### What the task requires
Search the material for "false" and show all lines that contain it.

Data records

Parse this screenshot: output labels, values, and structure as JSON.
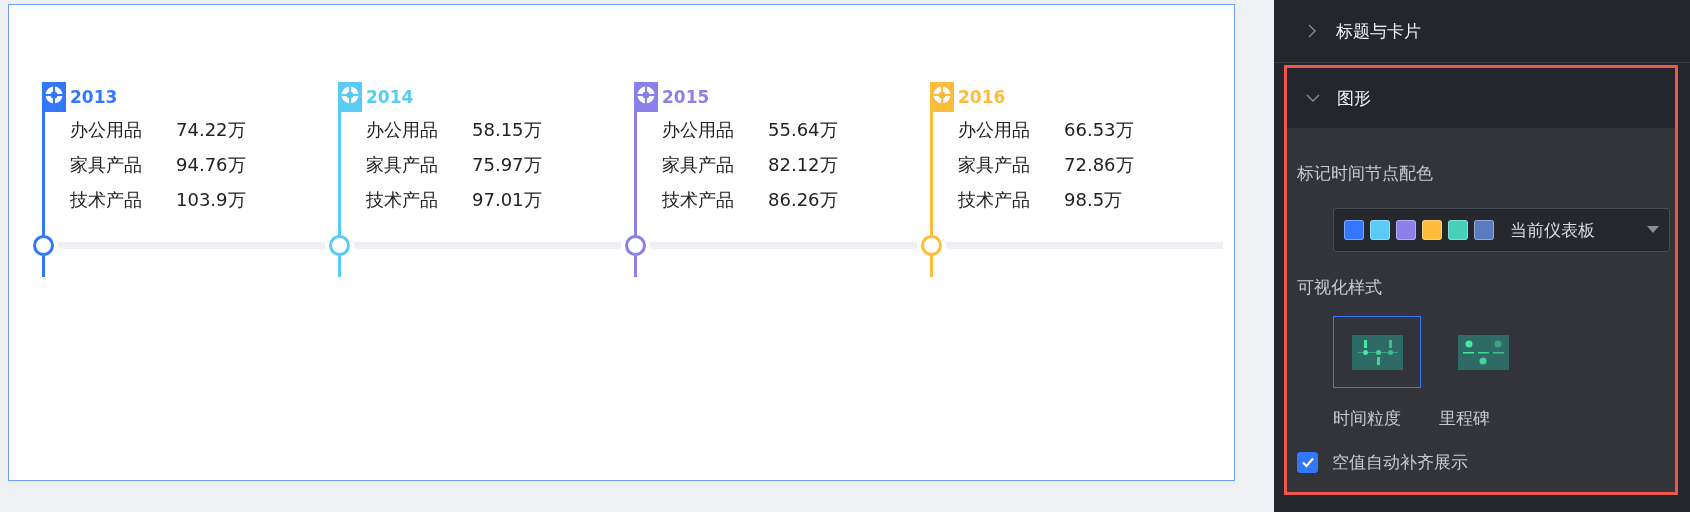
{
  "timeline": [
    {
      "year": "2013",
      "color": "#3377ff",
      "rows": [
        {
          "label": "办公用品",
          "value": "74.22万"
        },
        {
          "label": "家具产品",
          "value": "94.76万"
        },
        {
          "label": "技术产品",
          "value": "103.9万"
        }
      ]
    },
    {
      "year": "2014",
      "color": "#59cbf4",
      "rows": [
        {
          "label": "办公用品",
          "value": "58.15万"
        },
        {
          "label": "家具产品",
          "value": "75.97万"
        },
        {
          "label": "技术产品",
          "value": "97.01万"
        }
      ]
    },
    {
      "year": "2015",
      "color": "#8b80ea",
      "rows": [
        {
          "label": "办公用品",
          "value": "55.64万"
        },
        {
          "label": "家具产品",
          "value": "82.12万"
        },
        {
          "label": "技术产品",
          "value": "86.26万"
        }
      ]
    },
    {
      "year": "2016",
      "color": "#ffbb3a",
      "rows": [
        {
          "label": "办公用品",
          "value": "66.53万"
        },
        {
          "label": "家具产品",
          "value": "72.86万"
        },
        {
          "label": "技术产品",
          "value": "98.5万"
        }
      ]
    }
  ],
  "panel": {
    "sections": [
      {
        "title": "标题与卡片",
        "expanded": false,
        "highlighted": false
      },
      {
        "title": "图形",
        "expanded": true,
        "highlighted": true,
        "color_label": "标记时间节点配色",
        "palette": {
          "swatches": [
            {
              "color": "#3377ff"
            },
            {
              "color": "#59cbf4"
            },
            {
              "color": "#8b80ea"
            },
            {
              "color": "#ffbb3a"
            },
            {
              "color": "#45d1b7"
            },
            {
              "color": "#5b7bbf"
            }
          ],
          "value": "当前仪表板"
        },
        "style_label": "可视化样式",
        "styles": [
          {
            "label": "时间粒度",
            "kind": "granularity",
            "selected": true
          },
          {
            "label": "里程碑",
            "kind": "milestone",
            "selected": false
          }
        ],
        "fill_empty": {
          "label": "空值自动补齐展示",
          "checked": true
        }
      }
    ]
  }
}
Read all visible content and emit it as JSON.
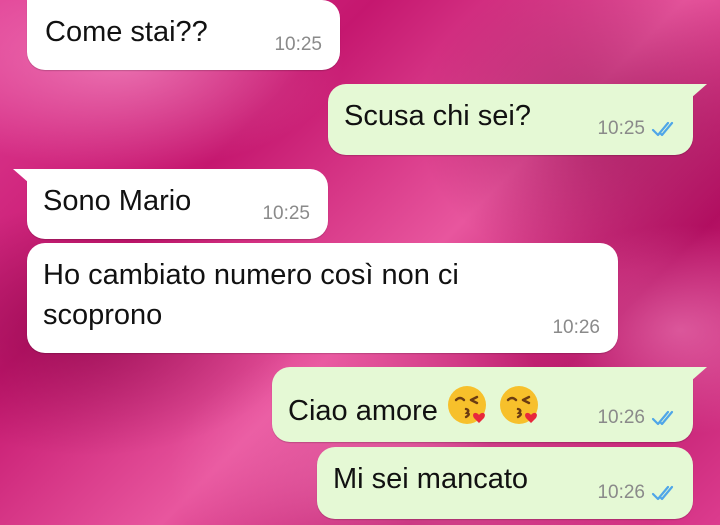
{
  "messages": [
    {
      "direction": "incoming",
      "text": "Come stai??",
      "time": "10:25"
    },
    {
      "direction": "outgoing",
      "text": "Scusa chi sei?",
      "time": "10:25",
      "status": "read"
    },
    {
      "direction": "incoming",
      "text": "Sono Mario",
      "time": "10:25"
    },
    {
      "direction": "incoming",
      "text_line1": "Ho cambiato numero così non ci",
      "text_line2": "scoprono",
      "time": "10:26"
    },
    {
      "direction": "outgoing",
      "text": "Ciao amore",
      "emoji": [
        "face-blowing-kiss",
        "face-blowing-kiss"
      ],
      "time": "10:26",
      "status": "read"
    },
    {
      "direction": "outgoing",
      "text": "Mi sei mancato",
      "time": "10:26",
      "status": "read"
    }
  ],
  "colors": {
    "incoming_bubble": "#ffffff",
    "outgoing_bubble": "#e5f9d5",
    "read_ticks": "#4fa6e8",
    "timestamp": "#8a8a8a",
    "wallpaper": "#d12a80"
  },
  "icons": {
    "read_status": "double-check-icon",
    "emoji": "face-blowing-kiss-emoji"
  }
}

### Finished answer
        "expanded": false,
        "highlighted": false
            "selected": false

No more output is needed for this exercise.